┌────────
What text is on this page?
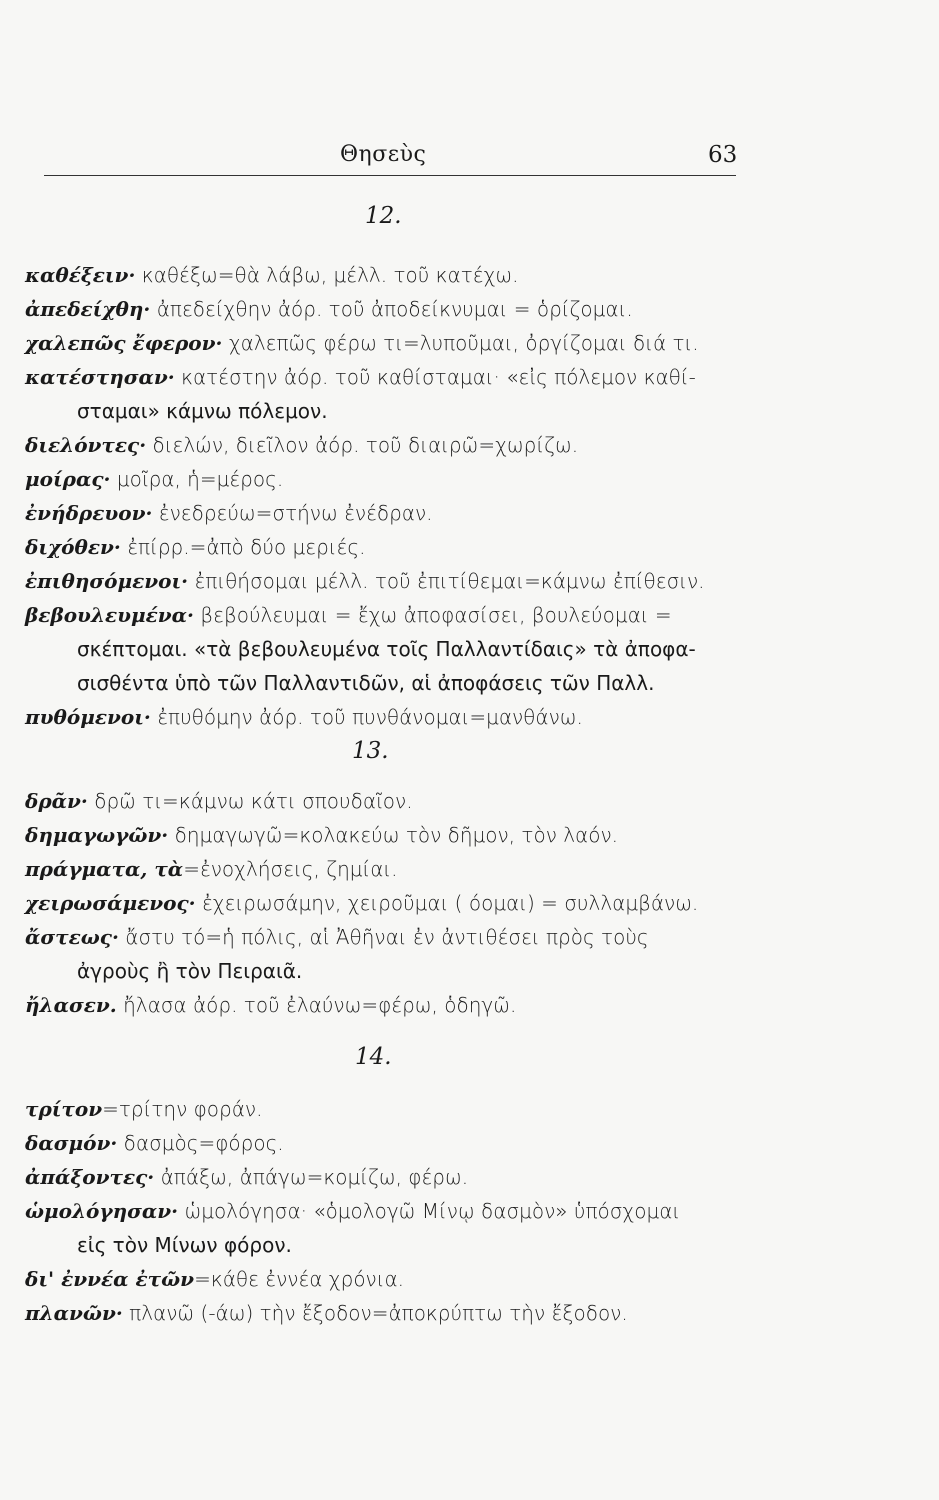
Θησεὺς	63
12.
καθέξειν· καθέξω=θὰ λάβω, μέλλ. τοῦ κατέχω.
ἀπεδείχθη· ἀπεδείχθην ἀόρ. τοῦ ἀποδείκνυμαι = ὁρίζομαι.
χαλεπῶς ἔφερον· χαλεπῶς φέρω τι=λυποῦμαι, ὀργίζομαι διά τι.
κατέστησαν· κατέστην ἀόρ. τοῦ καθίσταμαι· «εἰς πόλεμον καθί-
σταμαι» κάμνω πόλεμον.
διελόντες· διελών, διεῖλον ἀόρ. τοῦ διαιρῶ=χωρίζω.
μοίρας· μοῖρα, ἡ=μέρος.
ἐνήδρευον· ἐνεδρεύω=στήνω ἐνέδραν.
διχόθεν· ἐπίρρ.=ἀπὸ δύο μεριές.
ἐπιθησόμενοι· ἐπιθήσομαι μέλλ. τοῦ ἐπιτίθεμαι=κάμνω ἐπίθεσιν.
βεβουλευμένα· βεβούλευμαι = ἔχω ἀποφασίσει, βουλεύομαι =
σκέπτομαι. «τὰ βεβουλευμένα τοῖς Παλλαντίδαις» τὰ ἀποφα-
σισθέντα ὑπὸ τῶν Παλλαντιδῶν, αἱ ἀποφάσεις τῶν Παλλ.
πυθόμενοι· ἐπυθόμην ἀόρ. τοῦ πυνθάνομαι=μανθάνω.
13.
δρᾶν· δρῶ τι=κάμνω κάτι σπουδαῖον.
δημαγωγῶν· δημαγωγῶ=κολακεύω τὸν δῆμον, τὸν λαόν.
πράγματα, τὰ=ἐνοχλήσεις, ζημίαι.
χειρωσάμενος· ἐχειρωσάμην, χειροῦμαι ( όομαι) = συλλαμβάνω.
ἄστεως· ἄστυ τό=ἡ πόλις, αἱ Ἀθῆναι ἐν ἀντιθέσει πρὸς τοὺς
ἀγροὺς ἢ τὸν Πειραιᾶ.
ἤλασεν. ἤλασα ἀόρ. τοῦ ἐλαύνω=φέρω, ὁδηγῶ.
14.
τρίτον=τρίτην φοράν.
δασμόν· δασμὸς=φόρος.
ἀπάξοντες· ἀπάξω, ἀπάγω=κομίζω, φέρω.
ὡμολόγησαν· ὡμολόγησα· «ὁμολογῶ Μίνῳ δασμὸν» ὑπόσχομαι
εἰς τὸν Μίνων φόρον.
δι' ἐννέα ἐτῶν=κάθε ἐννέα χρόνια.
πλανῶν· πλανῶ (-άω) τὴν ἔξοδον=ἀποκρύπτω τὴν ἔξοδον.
└────────
┌────────
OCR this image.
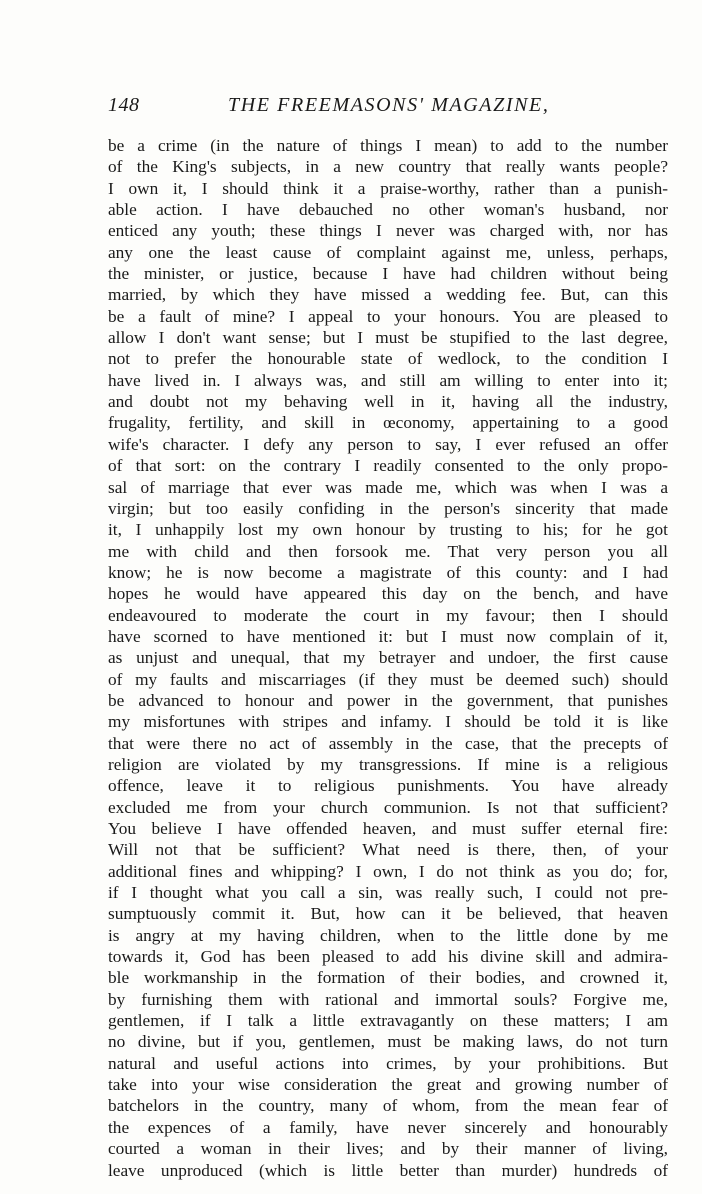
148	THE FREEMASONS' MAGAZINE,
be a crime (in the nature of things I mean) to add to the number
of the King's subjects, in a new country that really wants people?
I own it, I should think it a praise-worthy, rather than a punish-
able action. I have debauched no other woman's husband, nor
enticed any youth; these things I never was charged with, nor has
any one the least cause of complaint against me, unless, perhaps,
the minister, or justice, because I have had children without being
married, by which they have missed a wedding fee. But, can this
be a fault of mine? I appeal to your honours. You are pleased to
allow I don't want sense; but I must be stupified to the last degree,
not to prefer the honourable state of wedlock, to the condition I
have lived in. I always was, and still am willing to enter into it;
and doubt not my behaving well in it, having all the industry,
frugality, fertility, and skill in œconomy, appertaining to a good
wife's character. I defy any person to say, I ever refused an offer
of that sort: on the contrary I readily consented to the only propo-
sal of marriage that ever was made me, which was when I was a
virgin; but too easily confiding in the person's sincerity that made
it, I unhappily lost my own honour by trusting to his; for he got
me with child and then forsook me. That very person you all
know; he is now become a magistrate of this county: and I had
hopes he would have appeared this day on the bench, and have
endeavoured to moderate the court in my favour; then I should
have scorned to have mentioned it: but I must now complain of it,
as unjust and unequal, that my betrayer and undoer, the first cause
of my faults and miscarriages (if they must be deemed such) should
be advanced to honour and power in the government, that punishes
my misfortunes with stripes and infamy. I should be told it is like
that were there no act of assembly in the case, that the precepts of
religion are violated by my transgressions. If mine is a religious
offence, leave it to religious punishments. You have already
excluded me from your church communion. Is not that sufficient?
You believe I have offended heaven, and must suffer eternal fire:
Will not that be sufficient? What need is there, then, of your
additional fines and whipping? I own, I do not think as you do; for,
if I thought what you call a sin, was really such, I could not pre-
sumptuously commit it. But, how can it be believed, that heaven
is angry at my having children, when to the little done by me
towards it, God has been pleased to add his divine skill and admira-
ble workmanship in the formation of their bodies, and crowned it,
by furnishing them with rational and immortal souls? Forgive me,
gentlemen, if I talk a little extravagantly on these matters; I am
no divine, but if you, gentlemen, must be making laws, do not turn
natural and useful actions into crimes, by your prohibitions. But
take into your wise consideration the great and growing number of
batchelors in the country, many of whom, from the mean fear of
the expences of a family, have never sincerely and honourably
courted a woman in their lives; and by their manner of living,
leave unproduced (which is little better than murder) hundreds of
└────────
┌────────
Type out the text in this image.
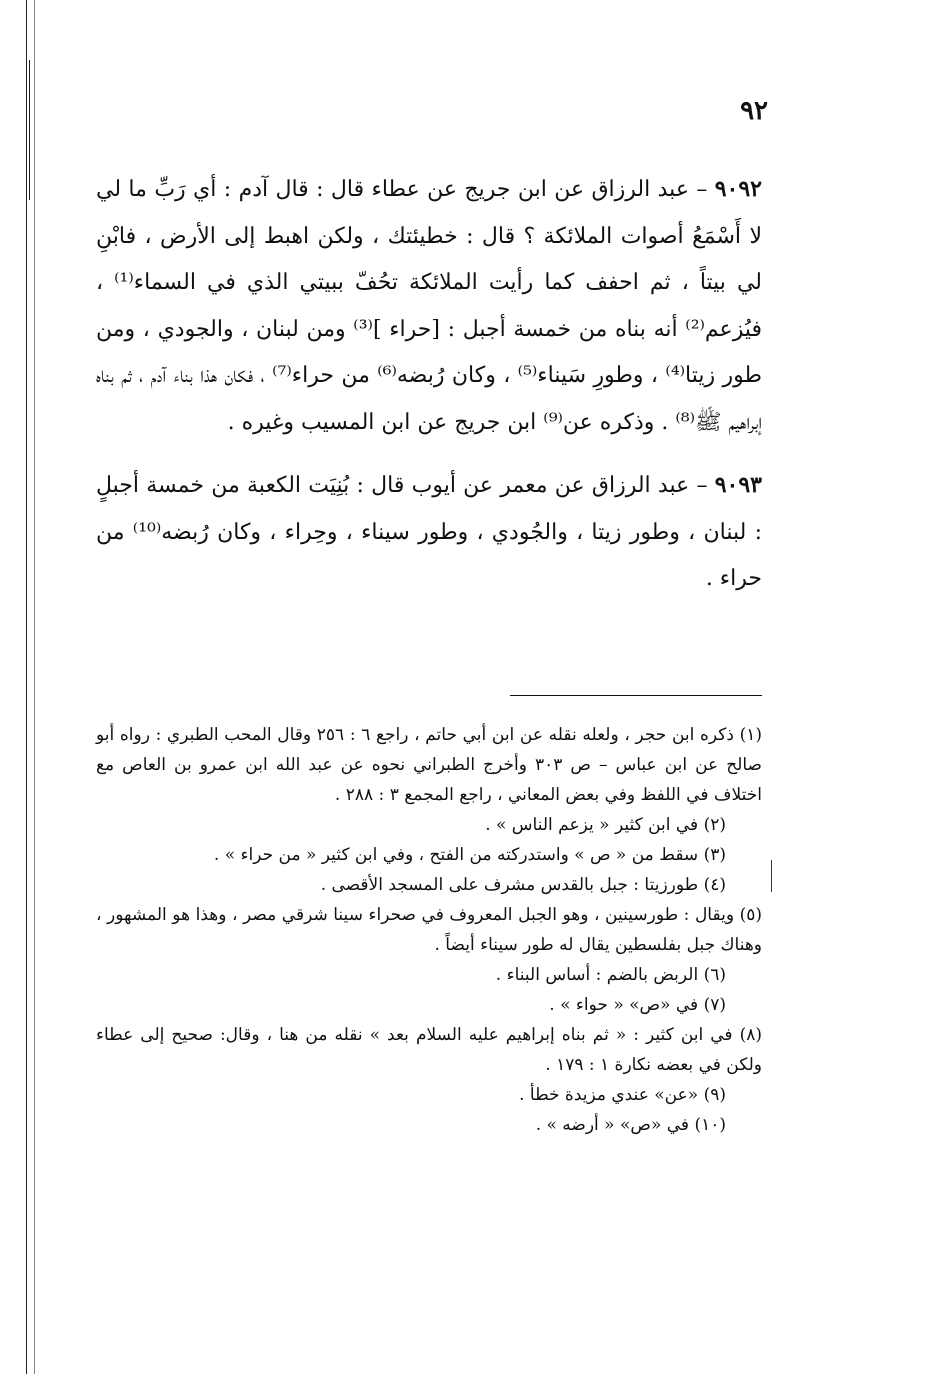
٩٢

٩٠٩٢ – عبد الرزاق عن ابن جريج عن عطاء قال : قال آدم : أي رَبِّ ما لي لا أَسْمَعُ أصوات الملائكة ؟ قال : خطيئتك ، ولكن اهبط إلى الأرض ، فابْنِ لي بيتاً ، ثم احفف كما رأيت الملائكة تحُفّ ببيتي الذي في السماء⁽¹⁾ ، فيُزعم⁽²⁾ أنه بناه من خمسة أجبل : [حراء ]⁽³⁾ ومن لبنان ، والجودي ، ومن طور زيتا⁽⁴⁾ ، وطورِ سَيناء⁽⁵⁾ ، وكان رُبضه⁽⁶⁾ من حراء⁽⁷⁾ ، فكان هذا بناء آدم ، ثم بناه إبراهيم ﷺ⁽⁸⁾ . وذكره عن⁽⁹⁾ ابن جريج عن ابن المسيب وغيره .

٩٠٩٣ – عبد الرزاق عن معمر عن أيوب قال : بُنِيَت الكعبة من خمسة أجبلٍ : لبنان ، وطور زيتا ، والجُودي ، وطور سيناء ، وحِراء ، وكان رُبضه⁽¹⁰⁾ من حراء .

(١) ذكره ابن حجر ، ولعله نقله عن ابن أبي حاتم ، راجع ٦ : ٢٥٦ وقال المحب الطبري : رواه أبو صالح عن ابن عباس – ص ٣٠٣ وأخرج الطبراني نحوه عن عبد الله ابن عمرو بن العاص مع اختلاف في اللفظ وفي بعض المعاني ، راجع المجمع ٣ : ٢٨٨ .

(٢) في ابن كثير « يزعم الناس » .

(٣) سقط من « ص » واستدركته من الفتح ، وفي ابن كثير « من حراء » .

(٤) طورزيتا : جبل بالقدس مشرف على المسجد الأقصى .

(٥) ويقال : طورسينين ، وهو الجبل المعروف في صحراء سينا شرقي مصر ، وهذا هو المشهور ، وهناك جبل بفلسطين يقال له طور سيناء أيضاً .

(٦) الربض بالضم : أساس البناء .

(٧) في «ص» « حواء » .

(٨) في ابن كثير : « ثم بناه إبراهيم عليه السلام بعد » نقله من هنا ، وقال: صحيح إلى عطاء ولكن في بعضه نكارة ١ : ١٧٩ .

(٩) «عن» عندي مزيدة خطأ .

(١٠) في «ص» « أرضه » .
└────────
• **Problem description**:
Select the lines in this material that hold the word "country", leaving none out.

• **Task response**:
of the King's subjects, in a new country that really wants people?
batchelors in the country, many of whom, from the mean fear of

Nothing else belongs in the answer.